**Task details:**
Check the listing below for lines with the word "expb" and say how many there are, with nothing but the number.

## BEGIN Material

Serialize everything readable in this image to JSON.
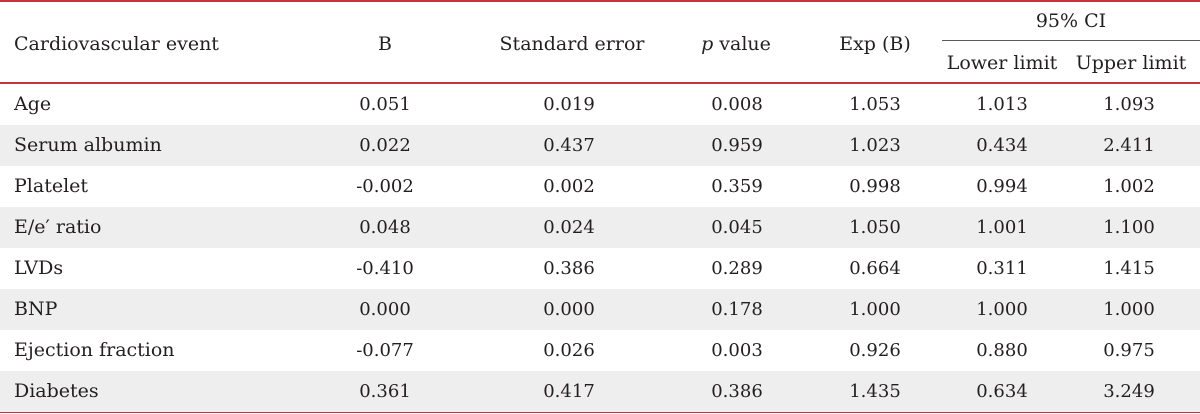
{
  "header": {
    "event": "Cardiovascular event",
    "b": "B",
    "se": "Standard error",
    "p_italic": "p",
    "p_rest": " value",
    "expb": "Exp (B)",
    "ci": "95% CI",
    "lower": "Lower limit",
    "upper": "Upper limit"
  },
  "rows": [
    {
      "event": "Age",
      "b": "0.051",
      "se": "0.019",
      "p": "0.008",
      "expb": "1.053",
      "lower": "1.013",
      "upper": "1.093"
    },
    {
      "event": "Serum albumin",
      "b": "0.022",
      "se": "0.437",
      "p": "0.959",
      "expb": "1.023",
      "lower": "0.434",
      "upper": "2.411"
    },
    {
      "event": "Platelet",
      "b": "-0.002",
      "se": "0.002",
      "p": "0.359",
      "expb": "0.998",
      "lower": "0.994",
      "upper": "1.002"
    },
    {
      "event": "E/e′ ratio",
      "b": "0.048",
      "se": "0.024",
      "p": "0.045",
      "expb": "1.050",
      "lower": "1.001",
      "upper": "1.100"
    },
    {
      "event": "LVDs",
      "b": "-0.410",
      "se": "0.386",
      "p": "0.289",
      "expb": "0.664",
      "lower": "0.311",
      "upper": "1.415"
    },
    {
      "event": "BNP",
      "b": "0.000",
      "se": "0.000",
      "p": "0.178",
      "expb": "1.000",
      "lower": "1.000",
      "upper": "1.000"
    },
    {
      "event": "Ejection fraction",
      "b": "-0.077",
      "se": "0.026",
      "p": "0.003",
      "expb": "0.926",
      "lower": "0.880",
      "upper": "0.975"
    },
    {
      "event": "Diabetes",
      "b": "0.361",
      "se": "0.417",
      "p": "0.386",
      "expb": "1.435",
      "lower": "0.634",
      "upper": "3.249"
    }
  ]
}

## END Material

**Task solution:**
9